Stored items

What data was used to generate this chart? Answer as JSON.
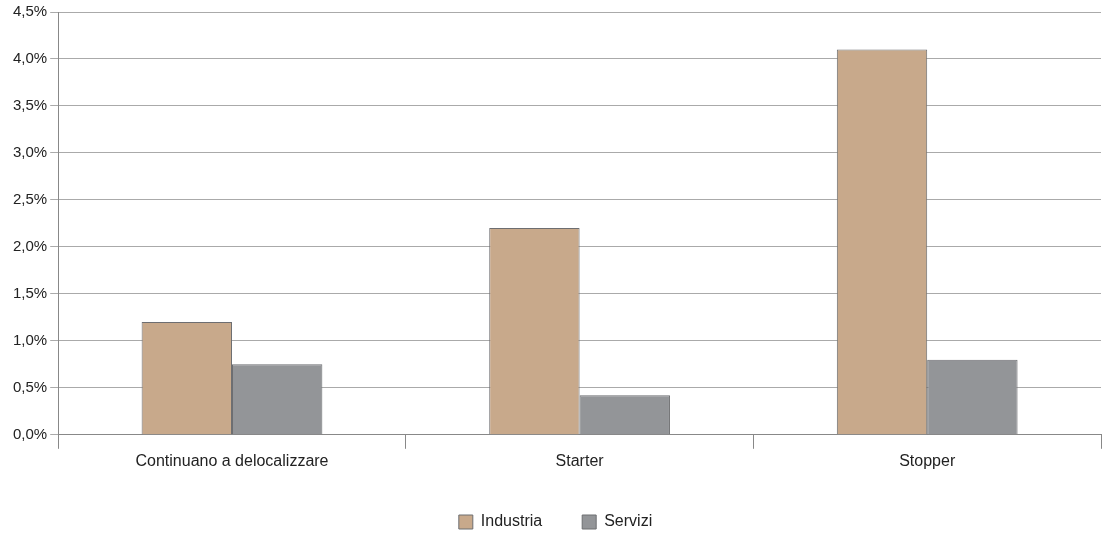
{
  "chart_data": {
    "type": "bar",
    "categories": [
      "Continuano a delocalizzare",
      "Starter",
      "Stopper"
    ],
    "series": [
      {
        "name": "Industria",
        "color": "#c8a98b",
        "values": [
          1.2,
          2.2,
          4.1
        ]
      },
      {
        "name": "Servizi",
        "color": "#939598",
        "values": [
          0.75,
          0.42,
          0.8
        ]
      }
    ],
    "ylim": [
      0,
      4.5
    ],
    "yticks": [
      {
        "value": 0,
        "label": "0,0%"
      },
      {
        "value": 0.5,
        "label": "0,5%"
      },
      {
        "value": 1,
        "label": "1,0%"
      },
      {
        "value": 1.5,
        "label": "1,5%"
      },
      {
        "value": 2,
        "label": "2,0%"
      },
      {
        "value": 2.5,
        "label": "2,5%"
      },
      {
        "value": 3,
        "label": "3,0%"
      },
      {
        "value": 3.5,
        "label": "3,5%"
      },
      {
        "value": 4,
        "label": "4,0%"
      },
      {
        "value": 4.5,
        "label": "4,5%"
      }
    ],
    "grid": "y",
    "legend": "bottom"
  }
}
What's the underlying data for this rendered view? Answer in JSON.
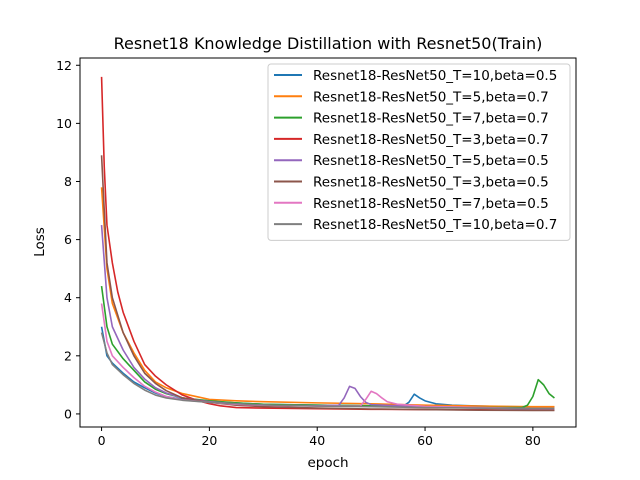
{
  "chart_data": {
    "type": "line",
    "title": "Resnet18 Knowledge Distillation with Resnet50(Train)",
    "xlabel": "epoch",
    "ylabel": "Loss",
    "xlim": [
      -4,
      88
    ],
    "ylim": [
      -0.45,
      12.25
    ],
    "xticks": [
      0,
      20,
      40,
      60,
      80
    ],
    "yticks": [
      0,
      2,
      4,
      6,
      8,
      10,
      12
    ],
    "grid": false,
    "legend_position": "top-right",
    "series": [
      {
        "name": "Resnet18-ResNet50_T=10,beta=0.5",
        "color": "#1f77b4",
        "x": [
          0,
          1,
          2,
          4,
          6,
          8,
          10,
          12,
          15,
          20,
          25,
          30,
          40,
          50,
          56,
          57,
          58,
          59,
          60,
          62,
          65,
          70,
          75,
          80,
          84
        ],
        "y": [
          3.0,
          2.0,
          1.75,
          1.4,
          1.1,
          0.9,
          0.72,
          0.6,
          0.5,
          0.42,
          0.38,
          0.33,
          0.3,
          0.28,
          0.27,
          0.4,
          0.68,
          0.55,
          0.45,
          0.35,
          0.3,
          0.27,
          0.25,
          0.24,
          0.24
        ]
      },
      {
        "name": "Resnet18-ResNet50_T=5,beta=0.7",
        "color": "#ff7f0e",
        "x": [
          0,
          1,
          2,
          4,
          6,
          8,
          10,
          12,
          15,
          18,
          20,
          25,
          30,
          40,
          50,
          60,
          70,
          80,
          84
        ],
        "y": [
          7.8,
          5.0,
          3.8,
          2.8,
          2.1,
          1.5,
          1.1,
          0.9,
          0.7,
          0.58,
          0.5,
          0.45,
          0.42,
          0.38,
          0.35,
          0.3,
          0.27,
          0.25,
          0.25
        ]
      },
      {
        "name": "Resnet18-ResNet50_T=7,beta=0.7",
        "color": "#2ca02c",
        "x": [
          0,
          1,
          2,
          4,
          6,
          8,
          10,
          12,
          15,
          20,
          25,
          30,
          40,
          50,
          60,
          70,
          78,
          79,
          80,
          81,
          82,
          83,
          84
        ],
        "y": [
          4.4,
          3.0,
          2.4,
          1.9,
          1.5,
          1.1,
          0.85,
          0.7,
          0.55,
          0.45,
          0.38,
          0.33,
          0.3,
          0.28,
          0.25,
          0.22,
          0.22,
          0.3,
          0.6,
          1.18,
          1.0,
          0.7,
          0.55
        ]
      },
      {
        "name": "Resnet18-ResNet50_T=3,beta=0.7",
        "color": "#d62728",
        "x": [
          0,
          0.5,
          1,
          2,
          3,
          4,
          6,
          8,
          10,
          12,
          15,
          18,
          20,
          22,
          25,
          30,
          40,
          50,
          60,
          70,
          80,
          84
        ],
        "y": [
          11.6,
          8.5,
          6.5,
          5.2,
          4.2,
          3.5,
          2.5,
          1.7,
          1.3,
          1.0,
          0.65,
          0.45,
          0.35,
          0.28,
          0.22,
          0.2,
          0.18,
          0.16,
          0.15,
          0.14,
          0.13,
          0.13
        ]
      },
      {
        "name": "Resnet18-ResNet50_T=5,beta=0.5",
        "color": "#9467bd",
        "x": [
          0,
          1,
          2,
          4,
          6,
          8,
          10,
          12,
          15,
          20,
          25,
          30,
          40,
          44,
          45,
          46,
          47,
          48,
          49,
          50,
          55,
          60,
          70,
          80,
          84
        ],
        "y": [
          6.5,
          4.0,
          3.0,
          2.2,
          1.6,
          1.2,
          0.9,
          0.72,
          0.55,
          0.42,
          0.35,
          0.3,
          0.28,
          0.3,
          0.55,
          0.95,
          0.88,
          0.6,
          0.4,
          0.32,
          0.28,
          0.24,
          0.2,
          0.17,
          0.17
        ]
      },
      {
        "name": "Resnet18-ResNet50_T=3,beta=0.5",
        "color": "#8c564b",
        "x": [
          0,
          0.5,
          1,
          2,
          4,
          6,
          8,
          10,
          12,
          15,
          20,
          25,
          30,
          40,
          50,
          60,
          70,
          80,
          84
        ],
        "y": [
          8.9,
          7.0,
          5.2,
          4.0,
          2.8,
          2.0,
          1.4,
          1.05,
          0.8,
          0.55,
          0.4,
          0.3,
          0.25,
          0.2,
          0.17,
          0.15,
          0.13,
          0.12,
          0.12
        ]
      },
      {
        "name": "Resnet18-ResNet50_T=7,beta=0.5",
        "color": "#e377c2",
        "x": [
          0,
          1,
          2,
          4,
          6,
          8,
          10,
          12,
          15,
          20,
          25,
          30,
          40,
          48,
          49,
          50,
          51,
          52,
          53,
          55,
          60,
          70,
          80,
          84
        ],
        "y": [
          3.8,
          2.5,
          2.0,
          1.6,
          1.25,
          0.95,
          0.75,
          0.6,
          0.48,
          0.4,
          0.33,
          0.3,
          0.27,
          0.27,
          0.5,
          0.78,
          0.7,
          0.55,
          0.42,
          0.33,
          0.26,
          0.22,
          0.19,
          0.19
        ]
      },
      {
        "name": "Resnet18-ResNet50_T=10,beta=0.7",
        "color": "#7f7f7f",
        "x": [
          0,
          1,
          2,
          4,
          6,
          8,
          10,
          12,
          15,
          20,
          25,
          30,
          40,
          50,
          60,
          70,
          80,
          84
        ],
        "y": [
          2.8,
          2.1,
          1.7,
          1.35,
          1.05,
          0.82,
          0.65,
          0.55,
          0.47,
          0.4,
          0.35,
          0.31,
          0.27,
          0.25,
          0.22,
          0.2,
          0.19,
          0.19
        ]
      }
    ]
  }
}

- **Work required**
Copy the records exactly as they appear, excluding images.

- **The result**
What data was used to generate this chart? Answer as JSON.
{
  "chart_data": {
    "type": "bar",
    "categories": [
      "Continuano a delocalizzare",
      "Starter",
      "Stopper"
    ],
    "series": [
      {
        "name": "Industria",
        "color": "#c8a98b",
        "values": [
          1.2,
          2.2,
          4.1
        ]
      },
      {
        "name": "Servizi",
        "color": "#939598",
        "values": [
          0.75,
          0.42,
          0.8
        ]
      }
    ],
    "ylim": [
      0,
      4.5
    ],
    "yticks": [
      {
        "value": 0,
        "label": "0,0%"
      },
      {
        "value": 0.5,
        "label": "0,5%"
      },
      {
        "value": 1,
        "label": "1,0%"
      },
      {
        "value": 1.5,
        "label": "1,5%"
      },
      {
        "value": 2,
        "label": "2,0%"
      },
      {
        "value": 2.5,
        "label": "2,5%"
      },
      {
        "value": 3,
        "label": "3,0%"
      },
      {
        "value": 3.5,
        "label": "3,5%"
      },
      {
        "value": 4,
        "label": "4,0%"
      },
      {
        "value": 4.5,
        "label": "4,5%"
      }
    ],
    "grid": "y",
    "legend": "bottom"
  }
}
What's the underlying data for this rendered view? Answer in JSON.
{
  "chart_data": {
    "type": "line",
    "title": "Resnet18 Knowledge Distillation with Resnet50(Train)",
    "xlabel": "epoch",
    "ylabel": "Loss",
    "xlim": [
      -4,
      88
    ],
    "ylim": [
      -0.45,
      12.25
    ],
    "xticks": [
      0,
      20,
      40,
      60,
      80
    ],
    "yticks": [
      0,
      2,
      4,
      6,
      8,
      10,
      12
    ],
    "grid": false,
    "legend_position": "top-right",
    "series": [
      {
        "name": "Resnet18-ResNet50_T=10,beta=0.5",
        "color": "#1f77b4",
        "x": [
          0,
          1,
          2,
          4,
          6,
          8,
          10,
          12,
          15,
          20,
          25,
          30,
          40,
          50,
          56,
          57,
          58,
          59,
          60,
          62,
          65,
          70,
          75,
          80,
          84
        ],
        "y": [
          3.0,
          2.0,
          1.75,
          1.4,
          1.1,
          0.9,
          0.72,
          0.6,
          0.5,
          0.42,
          0.38,
          0.33,
          0.3,
          0.28,
          0.27,
          0.4,
          0.68,
          0.55,
          0.45,
          0.35,
          0.3,
          0.27,
          0.25,
          0.24,
          0.24
        ]
      },
      {
        "name": "Resnet18-ResNet50_T=5,beta=0.7",
        "color": "#ff7f0e",
        "x": [
          0,
          1,
          2,
          4,
          6,
          8,
          10,
          12,
          15,
          18,
          20,
          25,
          30,
          40,
          50,
          60,
          70,
          80,
          84
        ],
        "y": [
          7.8,
          5.0,
          3.8,
          2.8,
          2.1,
          1.5,
          1.1,
          0.9,
          0.7,
          0.58,
          0.5,
          0.45,
          0.42,
          0.38,
          0.35,
          0.3,
          0.27,
          0.25,
          0.25
        ]
      },
      {
        "name": "Resnet18-ResNet50_T=7,beta=0.7",
        "color": "#2ca02c",
        "x": [
          0,
          1,
          2,
          4,
          6,
          8,
          10,
          12,
          15,
          20,
          25,
          30,
          40,
          50,
          60,
          70,
          78,
          79,
          80,
          81,
          82,
          83,
          84
        ],
        "y": [
          4.4,
          3.0,
          2.4,
          1.9,
          1.5,
          1.1,
          0.85,
          0.7,
          0.55,
          0.45,
          0.38,
          0.33,
          0.3,
          0.28,
          0.25,
          0.22,
          0.22,
          0.3,
          0.6,
          1.18,
          1.0,
          0.7,
          0.55
        ]
      },
      {
        "name": "Resnet18-ResNet50_T=3,beta=0.7",
        "color": "#d62728",
        "x": [
          0,
          0.5,
          1,
          2,
          3,
          4,
          6,
          8,
          10,
          12,
          15,
          18,
          20,
          22,
          25,
          30,
          40,
          50,
          60,
          70,
          80,
          84
        ],
        "y": [
          11.6,
          8.5,
          6.5,
          5.2,
          4.2,
          3.5,
          2.5,
          1.7,
          1.3,
          1.0,
          0.65,
          0.45,
          0.35,
          0.28,
          0.22,
          0.2,
          0.18,
          0.16,
          0.15,
          0.14,
          0.13,
          0.13
        ]
      },
      {
        "name": "Resnet18-ResNet50_T=5,beta=0.5",
        "color": "#9467bd",
        "x": [
          0,
          1,
          2,
          4,
          6,
          8,
          10,
          12,
          15,
          20,
          25,
          30,
          40,
          44,
          45,
          46,
          47,
          48,
          49,
          50,
          55,
          60,
          70,
          80,
          84
        ],
        "y": [
          6.5,
          4.0,
          3.0,
          2.2,
          1.6,
          1.2,
          0.9,
          0.72,
          0.55,
          0.42,
          0.35,
          0.3,
          0.28,
          0.3,
          0.55,
          0.95,
          0.88,
          0.6,
          0.4,
          0.32,
          0.28,
          0.24,
          0.2,
          0.17,
          0.17
        ]
      },
      {
        "name": "Resnet18-ResNet50_T=3,beta=0.5",
        "color": "#8c564b",
        "x": [
          0,
          0.5,
          1,
          2,
          4,
          6,
          8,
          10,
          12,
          15,
          20,
          25,
          30,
          40,
          50,
          60,
          70,
          80,
          84
        ],
        "y": [
          8.9,
          7.0,
          5.2,
          4.0,
          2.8,
          2.0,
          1.4,
          1.05,
          0.8,
          0.55,
          0.4,
          0.3,
          0.25,
          0.2,
          0.17,
          0.15,
          0.13,
          0.12,
          0.12
        ]
      },
      {
        "name": "Resnet18-ResNet50_T=7,beta=0.5",
        "color": "#e377c2",
        "x": [
          0,
          1,
          2,
          4,
          6,
          8,
          10,
          12,
          15,
          20,
          25,
          30,
          40,
          48,
          49,
          50,
          51,
          52,
          53,
          55,
          60,
          70,
          80,
          84
        ],
        "y": [
          3.8,
          2.5,
          2.0,
          1.6,
          1.25,
          0.95,
          0.75,
          0.6,
          0.48,
          0.4,
          0.33,
          0.3,
          0.27,
          0.27,
          0.5,
          0.78,
          0.7,
          0.55,
          0.42,
          0.33,
          0.26,
          0.22,
          0.19,
          0.19
        ]
      },
      {
        "name": "Resnet18-ResNet50_T=10,beta=0.7",
        "color": "#7f7f7f",
        "x": [
          0,
          1,
          2,
          4,
          6,
          8,
          10,
          12,
          15,
          20,
          25,
          30,
          40,
          50,
          60,
          70,
          80,
          84
        ],
        "y": [
          2.8,
          2.1,
          1.7,
          1.35,
          1.05,
          0.82,
          0.65,
          0.55,
          0.47,
          0.4,
          0.35,
          0.31,
          0.27,
          0.25,
          0.22,
          0.2,
          0.19,
          0.19
        ]
      }
    ]
  }
}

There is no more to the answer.